Stated task a → Copy out the entries word for word, from the very beginning of the entries up to and including the line that contains "The screwdriver bit".

--- Begin Page extract ---

If your website holds personally identifiable information (e.g. client data via contact forms etc.), then you must establish if this has been accessed. If a notifiable breach has occurred, then under the GDPR you will need to notify the ICO and any other affected parties. A failure to respond correctly and promptly could make a bad situation even worse.

Decided whether you need to take the website offline

 If the severity of the attack warrants it, the report suggests that it might be best to take the website down to minimise any further reputational damage. The guidance from the Law Society also advocates having an ‘under maintenance page’ ready to go. This would mean that, in such situations, you won’t lose valuable time creating one.

Keep the channels of communication open

The report also recommends letting your client-facing team members know about the situation as quickly as possible. This will help them to handle any questions from confused clients proactively. It is a good idea to draft a set of Q&As to cover off any queries.

--- End Page extract ---
--- Begin Excerpted records ---

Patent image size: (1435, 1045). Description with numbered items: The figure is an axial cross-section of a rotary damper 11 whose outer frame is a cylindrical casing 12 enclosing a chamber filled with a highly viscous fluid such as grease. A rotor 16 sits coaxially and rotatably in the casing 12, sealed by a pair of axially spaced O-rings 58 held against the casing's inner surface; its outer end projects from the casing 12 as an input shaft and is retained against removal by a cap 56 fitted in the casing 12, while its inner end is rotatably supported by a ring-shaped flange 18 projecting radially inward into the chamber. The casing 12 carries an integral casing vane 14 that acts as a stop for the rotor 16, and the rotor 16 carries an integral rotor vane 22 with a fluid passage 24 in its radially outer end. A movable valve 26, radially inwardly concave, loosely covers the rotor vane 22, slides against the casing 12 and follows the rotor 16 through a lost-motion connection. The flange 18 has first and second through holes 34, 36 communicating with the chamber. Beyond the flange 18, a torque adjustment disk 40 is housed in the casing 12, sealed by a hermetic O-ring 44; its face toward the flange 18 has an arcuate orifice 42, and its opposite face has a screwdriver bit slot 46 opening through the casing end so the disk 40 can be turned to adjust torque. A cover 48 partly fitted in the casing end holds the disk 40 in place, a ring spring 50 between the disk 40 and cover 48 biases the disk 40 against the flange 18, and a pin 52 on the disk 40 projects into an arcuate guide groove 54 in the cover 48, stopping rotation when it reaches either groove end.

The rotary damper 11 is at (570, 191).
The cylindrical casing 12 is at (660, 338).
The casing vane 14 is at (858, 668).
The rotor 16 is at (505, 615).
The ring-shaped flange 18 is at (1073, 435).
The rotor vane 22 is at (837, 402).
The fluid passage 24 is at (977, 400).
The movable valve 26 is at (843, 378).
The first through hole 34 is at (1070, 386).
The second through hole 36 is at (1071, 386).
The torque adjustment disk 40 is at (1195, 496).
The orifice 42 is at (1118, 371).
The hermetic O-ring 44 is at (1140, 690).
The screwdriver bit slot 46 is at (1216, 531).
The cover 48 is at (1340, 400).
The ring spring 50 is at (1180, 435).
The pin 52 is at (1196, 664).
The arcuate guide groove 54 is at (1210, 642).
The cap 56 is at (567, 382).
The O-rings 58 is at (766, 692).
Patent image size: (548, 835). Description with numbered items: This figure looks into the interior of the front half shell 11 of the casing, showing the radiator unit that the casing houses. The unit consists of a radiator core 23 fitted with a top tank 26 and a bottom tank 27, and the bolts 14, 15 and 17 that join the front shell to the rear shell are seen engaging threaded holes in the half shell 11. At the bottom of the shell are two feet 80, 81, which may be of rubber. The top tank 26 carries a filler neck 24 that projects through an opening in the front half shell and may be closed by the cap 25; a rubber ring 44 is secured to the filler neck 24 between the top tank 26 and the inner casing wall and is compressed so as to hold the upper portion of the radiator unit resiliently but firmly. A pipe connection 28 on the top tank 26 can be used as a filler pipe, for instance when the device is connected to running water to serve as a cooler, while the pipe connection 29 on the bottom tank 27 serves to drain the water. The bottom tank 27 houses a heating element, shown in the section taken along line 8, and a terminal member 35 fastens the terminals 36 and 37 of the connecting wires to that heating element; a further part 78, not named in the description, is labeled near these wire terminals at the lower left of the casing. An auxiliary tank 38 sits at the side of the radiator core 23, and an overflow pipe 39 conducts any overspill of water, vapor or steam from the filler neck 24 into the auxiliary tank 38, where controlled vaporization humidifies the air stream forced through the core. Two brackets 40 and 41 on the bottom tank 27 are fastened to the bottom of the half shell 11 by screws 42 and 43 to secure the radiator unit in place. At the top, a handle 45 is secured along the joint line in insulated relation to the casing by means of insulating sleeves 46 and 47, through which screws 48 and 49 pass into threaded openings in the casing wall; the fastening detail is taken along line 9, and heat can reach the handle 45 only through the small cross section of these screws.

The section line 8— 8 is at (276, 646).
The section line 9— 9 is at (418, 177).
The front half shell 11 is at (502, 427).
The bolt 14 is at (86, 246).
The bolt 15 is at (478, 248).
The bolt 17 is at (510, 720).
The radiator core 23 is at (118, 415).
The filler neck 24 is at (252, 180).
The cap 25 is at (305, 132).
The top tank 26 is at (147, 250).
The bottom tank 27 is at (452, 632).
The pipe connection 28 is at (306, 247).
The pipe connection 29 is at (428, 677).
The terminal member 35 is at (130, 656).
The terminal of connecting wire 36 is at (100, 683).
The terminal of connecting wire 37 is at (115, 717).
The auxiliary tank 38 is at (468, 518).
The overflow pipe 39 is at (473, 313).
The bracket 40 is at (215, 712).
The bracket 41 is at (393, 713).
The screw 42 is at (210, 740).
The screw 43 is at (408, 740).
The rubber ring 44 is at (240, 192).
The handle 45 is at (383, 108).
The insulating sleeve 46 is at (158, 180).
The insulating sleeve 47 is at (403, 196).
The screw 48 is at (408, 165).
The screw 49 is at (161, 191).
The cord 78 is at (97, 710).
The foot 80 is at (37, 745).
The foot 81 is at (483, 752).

--- End Excerpted records ---

Stated task b → Continue the passage on responding to a website security breach from the point where it stops.

Task output a →
Patent image size: (1435, 1045). Description with numbered items: The figure is an axial cross-section of a rotary damper 11 whose outer frame is a cylindrical casing 12 enclosing a chamber filled with a highly viscous fluid such as grease. A rotor 16 sits coaxially and rotatably in the casing 12, sealed by a pair of axially spaced O-rings 58 held against the casing's inner surface; its outer end projects from the casing 12 as an input shaft and is retained against removal by a cap 56 fitted in the casing 12, while its inner end is rotatably supported by a ring-shaped flange 18 projecting radially inward into the chamber. The casing 12 carries an integral casing vane 14 that acts as a stop for the rotor 16, and the rotor 16 carries an integral rotor vane 22 with a fluid passage 24 in its radially outer end. A movable valve 26, radially inwardly concave, loosely covers the rotor vane 22, slides against the casing 12 and follows the rotor 16 through a lost-motion connection. The flange 18 has first and second through holes 34, 36 communicating with the chamber. Beyond the flange 18, a torque adjustment disk 40 is housed in the casing 12, sealed by a hermetic O-ring 44; its face toward the flange 18 has an arcuate orifice 42, and its opposite face has a screwdriver bit slot 46 opening through the casing end so the disk 40 can be turned to adjust torque. A cover 48 partly fitted in the casing end holds the disk 40 in place, a ring spring 50 between the disk 40 and cover 48 biases the disk 40 against the flange 18, and a pin 52 on the disk 40 projects into an arcuate guide groove 54 in the cover 48, stopping rotation when it reaches either groove end.

The rotary damper 11 is at (570, 191).
The cylindrical casing 12 is at (660, 338).
The casing vane 14 is at (858, 668).
The rotor 16 is at (505, 615).
The ring-shaped flange 18 is at (1073, 435).
The rotor vane 22 is at (837, 402).
The fluid passage 24 is at (977, 400).
The movable valve 26 is at (843, 378).
The first through hole 34 is at (1070, 386).
The second through hole 36 is at (1071, 386).
The torque adjustment disk 40 is at (1195, 496).
The orifice 42 is at (1118, 371).
The hermetic O-ring 44 is at (1140, 690).
The screwdriver bit slot 46 is at (1216, 531).

Task output b →
Backup your site

Your website should be backed up regularly as a matter of course. However, if an attack happens and you don’t have a backup plan in place, contact your hosting provider as a matter of urgency. They can take an instant backup and inform you as to when this last happened.  Backing up your website is a vital step if you want to protect your data as much as possible.

Finally, the report also emphasises the importance of a post-hack review once the dust settles. Only by understanding what happened, how it happened, the success of the response, and the impact of the attack can you say that lessons have been learned. And reduce the likelihood of a similar attack happening in future.